Problem: All the data below goes into the copy word for word, but the pictures don't.

———

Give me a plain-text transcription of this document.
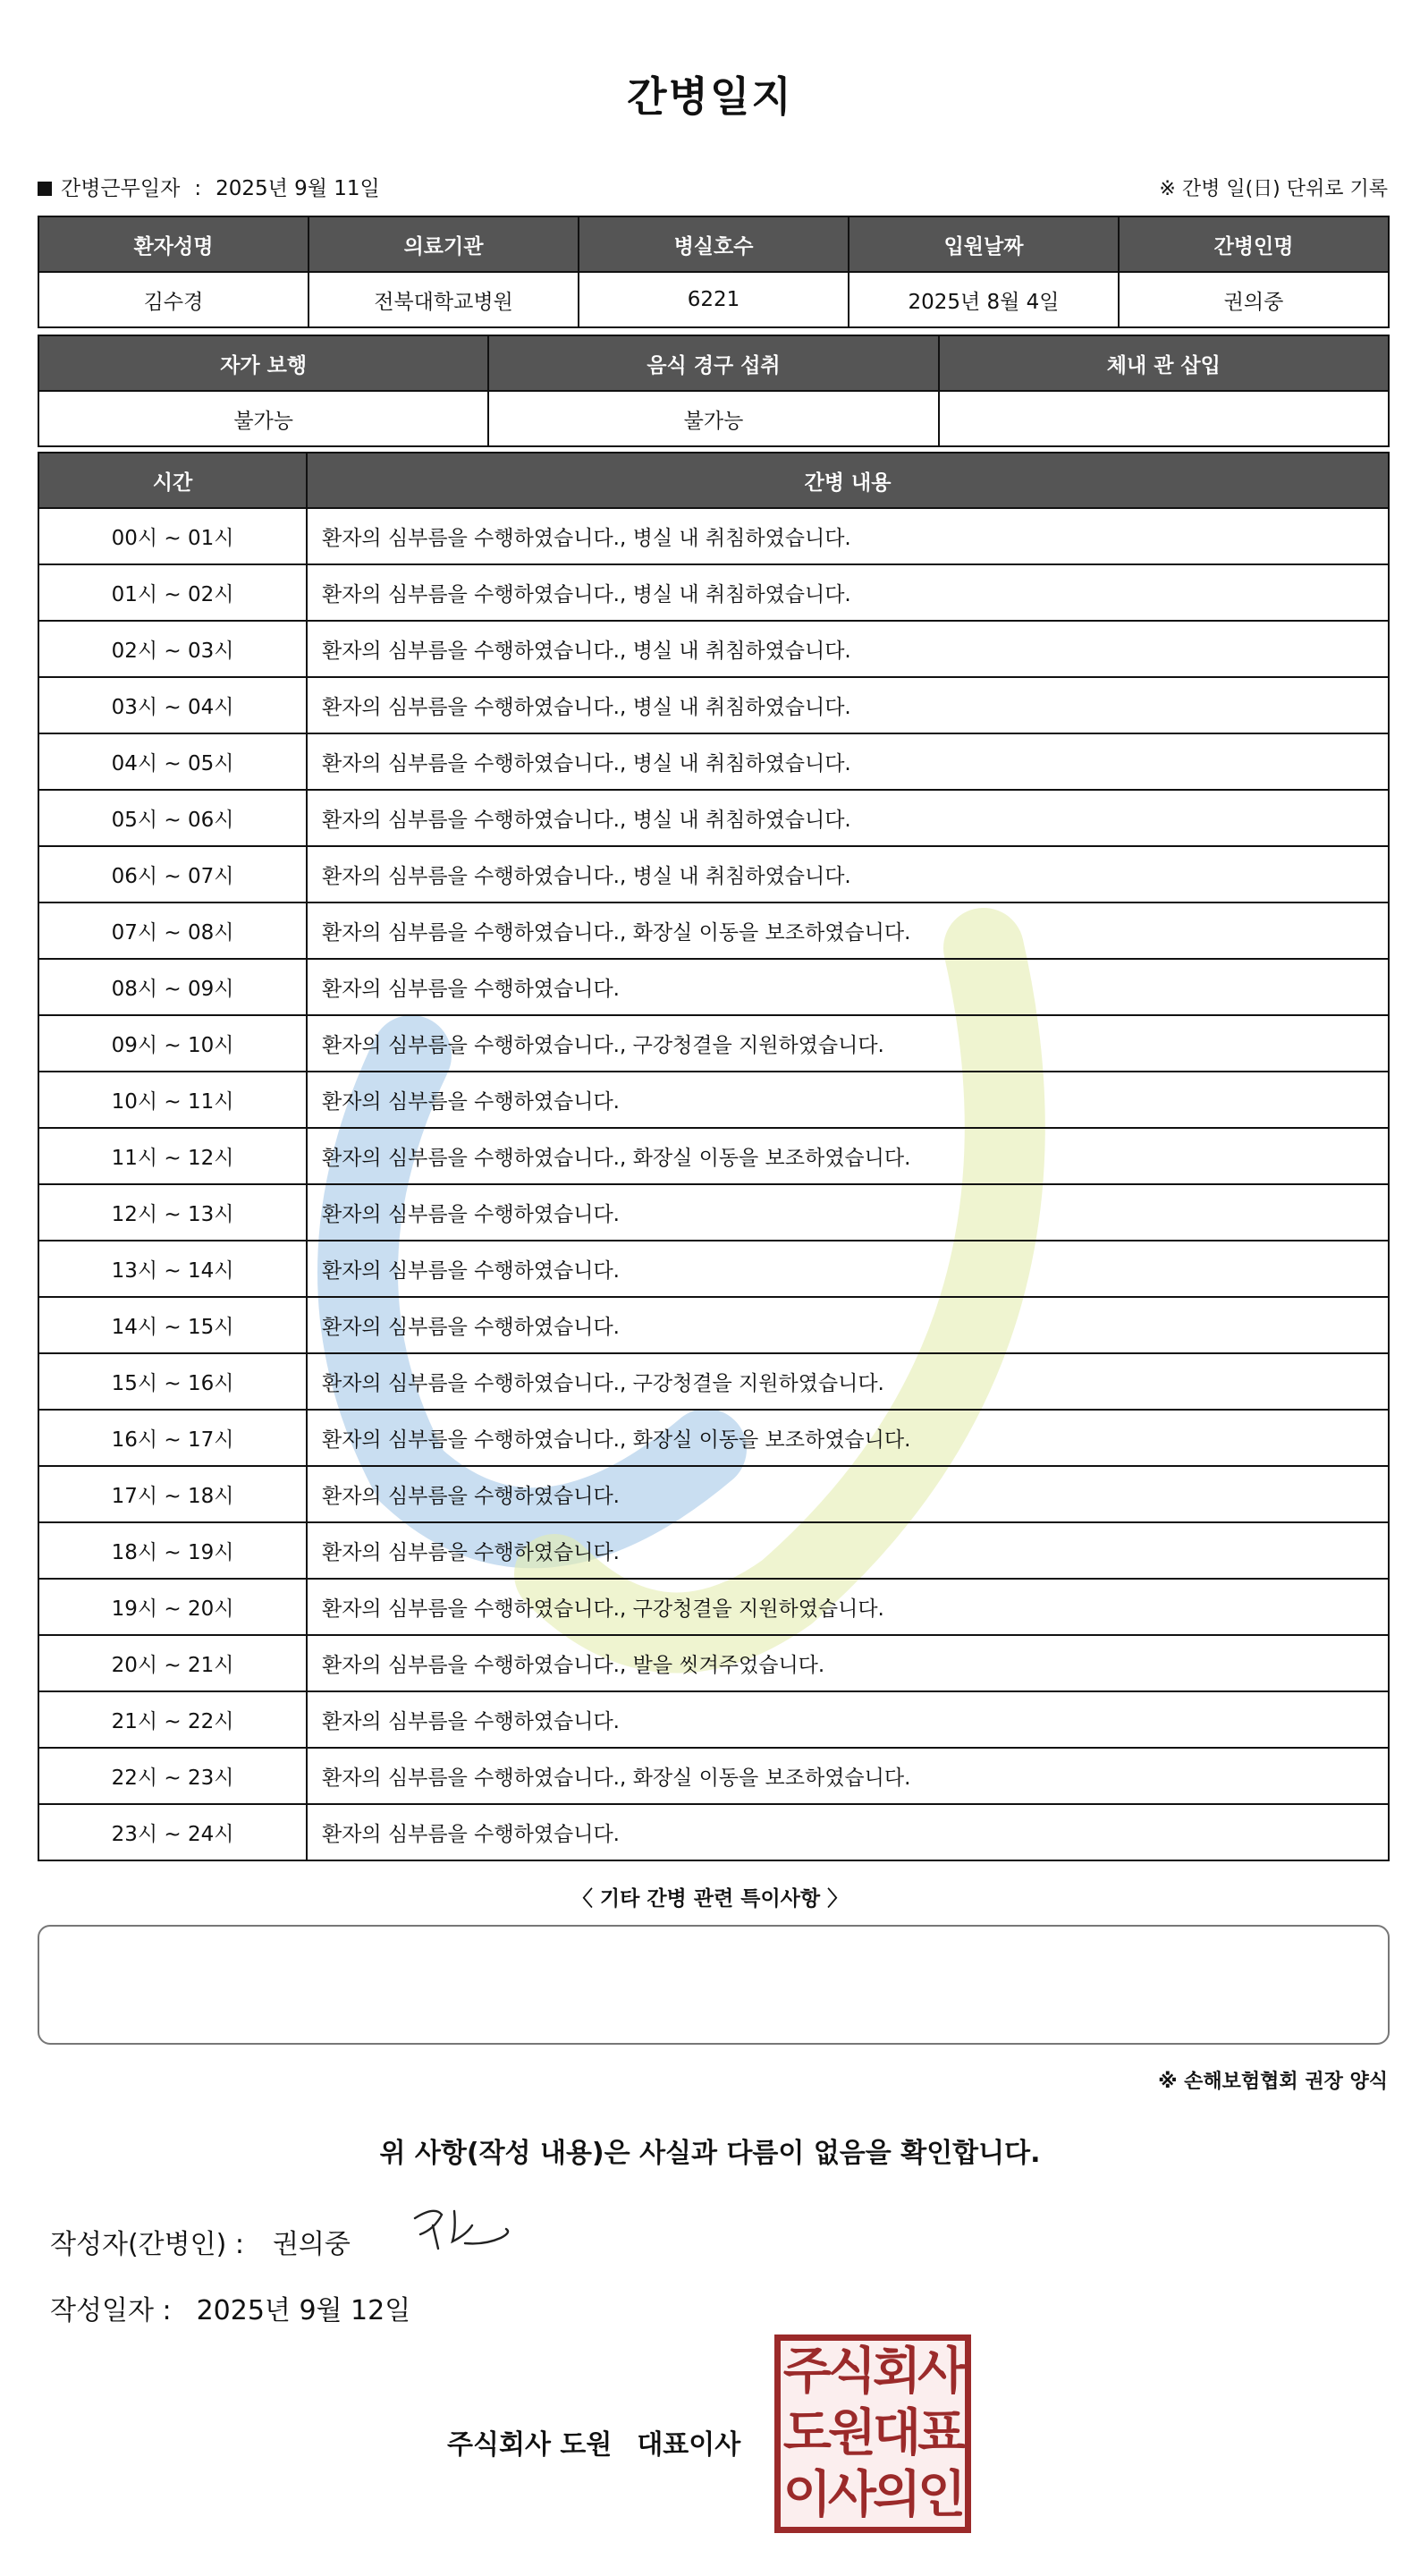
간병일지
간병근무일자 : 2025년 9월 11일	※ 간병 일(日) 단위로 기록
환자성명	의료기관	병실호수	입원날짜	간병인명
김수경	전북대학교병원	6221	2025년 8월 4일	권의중
자가 보행	음식 경구 섭취	체내 관 삽입
불가능	불가능	
시간	간병 내용
00시 ~ 01시	환자의 심부름을 수행하였습니다., 병실 내 취침하였습니다.
01시 ~ 02시	환자의 심부름을 수행하였습니다., 병실 내 취침하였습니다.
02시 ~ 03시	환자의 심부름을 수행하였습니다., 병실 내 취침하였습니다.
03시 ~ 04시	환자의 심부름을 수행하였습니다., 병실 내 취침하였습니다.
04시 ~ 05시	환자의 심부름을 수행하였습니다., 병실 내 취침하였습니다.
05시 ~ 06시	환자의 심부름을 수행하였습니다., 병실 내 취침하였습니다.
06시 ~ 07시	환자의 심부름을 수행하였습니다., 병실 내 취침하였습니다.
07시 ~ 08시	환자의 심부름을 수행하였습니다., 화장실 이동을 보조하였습니다.
08시 ~ 09시	환자의 심부름을 수행하였습니다.
09시 ~ 10시	환자의 심부름을 수행하였습니다., 구강청결을 지원하였습니다.
10시 ~ 11시	환자의 심부름을 수행하였습니다.
11시 ~ 12시	환자의 심부름을 수행하였습니다., 화장실 이동을 보조하였습니다.
12시 ~ 13시	환자의 심부름을 수행하였습니다.
13시 ~ 14시	환자의 심부름을 수행하였습니다.
14시 ~ 15시	환자의 심부름을 수행하였습니다.
15시 ~ 16시	환자의 심부름을 수행하였습니다., 구강청결을 지원하였습니다.
16시 ~ 17시	환자의 심부름을 수행하였습니다., 화장실 이동을 보조하였습니다.
17시 ~ 18시	환자의 심부름을 수행하였습니다.
18시 ~ 19시	환자의 심부름을 수행하였습니다.
19시 ~ 20시	환자의 심부름을 수행하였습니다., 구강청결을 지원하였습니다.
20시 ~ 21시	환자의 심부름을 수행하였습니다., 발을 씻겨주었습니다.
21시 ~ 22시	환자의 심부름을 수행하였습니다.
22시 ~ 23시	환자의 심부름을 수행하였습니다., 화장실 이동을 보조하였습니다.
23시 ~ 24시	환자의 심부름을 수행하였습니다.
〈 기타 간병 관련 특이사항 〉
※ 손해보험협회 권장 양식
위 사항(작성 내용)은 사실과 다름이 없음을 확인합니다.
작성자(간병인) : 권의중
작성일자 : 2025년 9월 12일
주식회사 도원 대표이사
주식회사
도원대표
이사의인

———

Expected answer:
Give me a plain-text transcription of this document.
간병일지
간병근무일자 : 2025년 9월 11일	※ 간병 일(日) 단위로 기록
환자성명	의료기관	병실호수	입원날짜	간병인명
김수경	전북대학교병원	6221	2025년 8월 4일	권의중
자가 보행	음식 경구 섭취	체내 관 삽입
불가능	불가능	
시간	간병 내용
00시 ~ 01시	환자의 심부름을 수행하였습니다., 병실 내 취침하였습니다.
01시 ~ 02시	환자의 심부름을 수행하였습니다., 병실 내 취침하였습니다.
02시 ~ 03시	환자의 심부름을 수행하였습니다., 병실 내 취침하였습니다.
03시 ~ 04시	환자의 심부름을 수행하였습니다., 병실 내 취침하였습니다.
04시 ~ 05시	환자의 심부름을 수행하였습니다., 병실 내 취침하였습니다.
05시 ~ 06시	환자의 심부름을 수행하였습니다., 병실 내 취침하였습니다.
06시 ~ 07시	환자의 심부름을 수행하였습니다., 병실 내 취침하였습니다.
07시 ~ 08시	환자의 심부름을 수행하였습니다., 화장실 이동을 보조하였습니다.
08시 ~ 09시	환자의 심부름을 수행하였습니다.
09시 ~ 10시	환자의 심부름을 수행하였습니다., 구강청결을 지원하였습니다.
10시 ~ 11시	환자의 심부름을 수행하였습니다.
11시 ~ 12시	환자의 심부름을 수행하였습니다., 화장실 이동을 보조하였습니다.
12시 ~ 13시	환자의 심부름을 수행하였습니다.
13시 ~ 14시	환자의 심부름을 수행하였습니다.
14시 ~ 15시	환자의 심부름을 수행하였습니다.
15시 ~ 16시	환자의 심부름을 수행하였습니다., 구강청결을 지원하였습니다.
16시 ~ 17시	환자의 심부름을 수행하였습니다., 화장실 이동을 보조하였습니다.
17시 ~ 18시	환자의 심부름을 수행하였습니다.
18시 ~ 19시	환자의 심부름을 수행하였습니다.
19시 ~ 20시	환자의 심부름을 수행하였습니다., 구강청결을 지원하였습니다.
20시 ~ 21시	환자의 심부름을 수행하였습니다., 발을 씻겨주었습니다.
21시 ~ 22시	환자의 심부름을 수행하였습니다.
22시 ~ 23시	환자의 심부름을 수행하였습니다., 화장실 이동을 보조하였습니다.
23시 ~ 24시	환자의 심부름을 수행하였습니다.
〈 기타 간병 관련 특이사항 〉
※ 손해보험협회 권장 양식
위 사항(작성 내용)은 사실과 다름이 없음을 확인합니다.
작성자(간병인) : 권의중
작성일자 : 2025년 9월 12일
주식회사 도원 대표이사
주식회사
도원대표
이사의인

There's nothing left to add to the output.